**Written problem**
Make an exact copy of the lines, leaving the pictures out.

**Data shown**
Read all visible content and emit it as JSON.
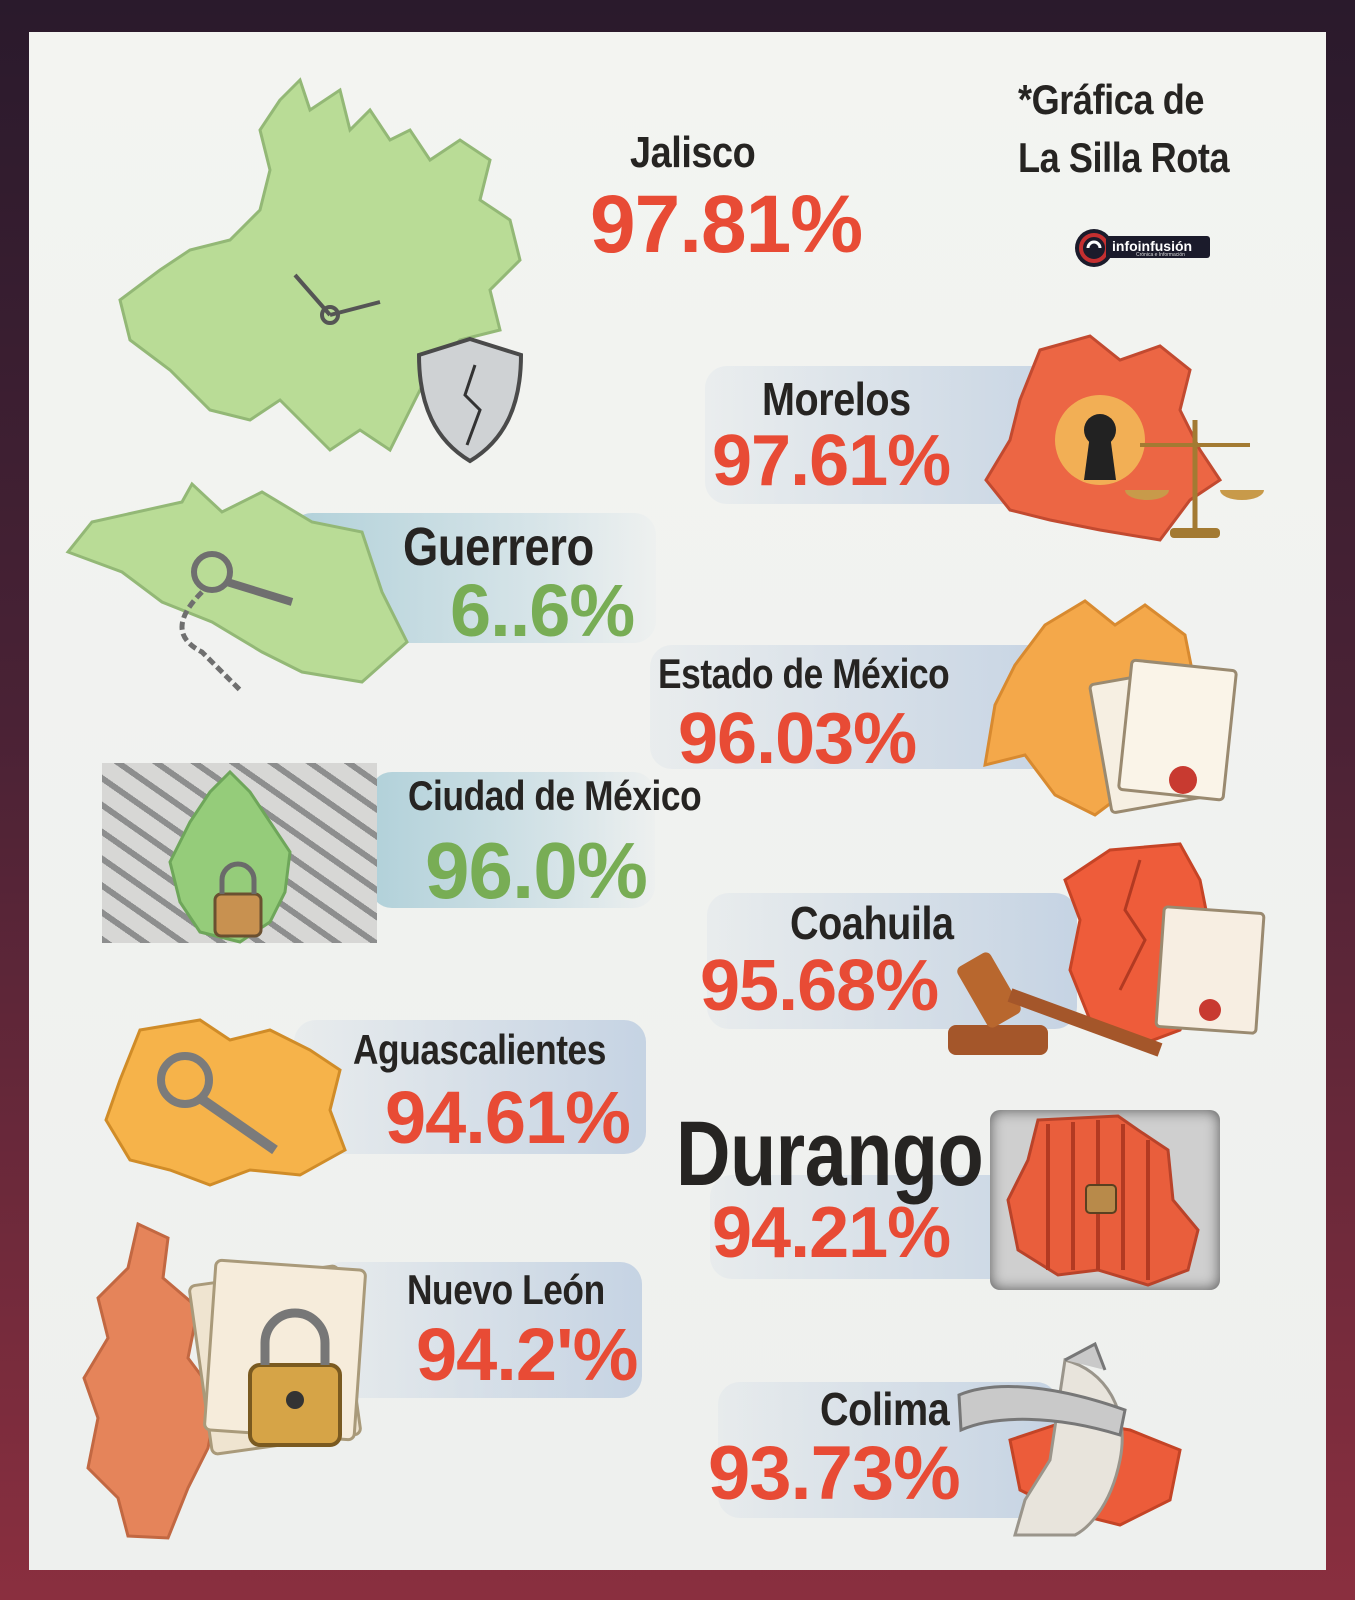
{
  "credit": {
    "line1": "*Gráfica de",
    "line2": "La Silla Rota"
  },
  "logo": {
    "name": "infoinfusión",
    "tagline": "Crónica e Información",
    "colors": [
      "#1b1b2b",
      "#c42f30"
    ]
  },
  "states": [
    {
      "name": "Jalisco",
      "value": "97.81%",
      "icon": "clock-shield-icon",
      "color": "#e84b35"
    },
    {
      "name": "Morelos",
      "value": "97.61%",
      "icon": "keyhole-scales-icon",
      "color": "#e84b35"
    },
    {
      "name": "Guerrero",
      "value": "6..6%",
      "icon": "key-chain-icon",
      "color": "#78ad55"
    },
    {
      "name": "Estado de México",
      "value": "96.03%",
      "icon": "documents-icon",
      "color": "#e84b35"
    },
    {
      "name": "Ciudad de México",
      "value": "96.0%",
      "icon": "maze-padlock-icon",
      "color": "#78ad55"
    },
    {
      "name": "Coahuila",
      "value": "95.68%",
      "icon": "gavel-icon",
      "color": "#e84b35"
    },
    {
      "name": "Aguascalientes",
      "value": "94.61%",
      "icon": "key-icon",
      "color": "#e84b35"
    },
    {
      "name": "Durango",
      "value": "94.21%",
      "icon": "prison-bars-icon",
      "color": "#e84b35"
    },
    {
      "name": "Nuevo León",
      "value": "94.2'%",
      "icon": "padlock-papers-icon",
      "color": "#e84b35"
    },
    {
      "name": "Colima",
      "value": "93.73%",
      "icon": "blindfold-justice-icon",
      "color": "#e84b35"
    }
  ]
}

**Result**
Read all visible content and emit it as JSON.
{
  "credit": {
    "line1": "*Gráfica de",
    "line2": "La Silla Rota"
  },
  "logo": {
    "name": "infoinfusión",
    "tagline": "Crónica e Información",
    "colors": [
      "#1b1b2b",
      "#c42f30"
    ]
  },
  "states": [
    {
      "name": "Jalisco",
      "value": "97.81%",
      "icon": "clock-shield-icon",
      "color": "#e84b35"
    },
    {
      "name": "Morelos",
      "value": "97.61%",
      "icon": "keyhole-scales-icon",
      "color": "#e84b35"
    },
    {
      "name": "Guerrero",
      "value": "6..6%",
      "icon": "key-chain-icon",
      "color": "#78ad55"
    },
    {
      "name": "Estado de México",
      "value": "96.03%",
      "icon": "documents-icon",
      "color": "#e84b35"
    },
    {
      "name": "Ciudad de México",
      "value": "96.0%",
      "icon": "maze-padlock-icon",
      "color": "#78ad55"
    },
    {
      "name": "Coahuila",
      "value": "95.68%",
      "icon": "gavel-icon",
      "color": "#e84b35"
    },
    {
      "name": "Aguascalientes",
      "value": "94.61%",
      "icon": "key-icon",
      "color": "#e84b35"
    },
    {
      "name": "Durango",
      "value": "94.21%",
      "icon": "prison-bars-icon",
      "color": "#e84b35"
    },
    {
      "name": "Nuevo León",
      "value": "94.2'%",
      "icon": "padlock-papers-icon",
      "color": "#e84b35"
    },
    {
      "name": "Colima",
      "value": "93.73%",
      "icon": "blindfold-justice-icon",
      "color": "#e84b35"
    }
  ]
}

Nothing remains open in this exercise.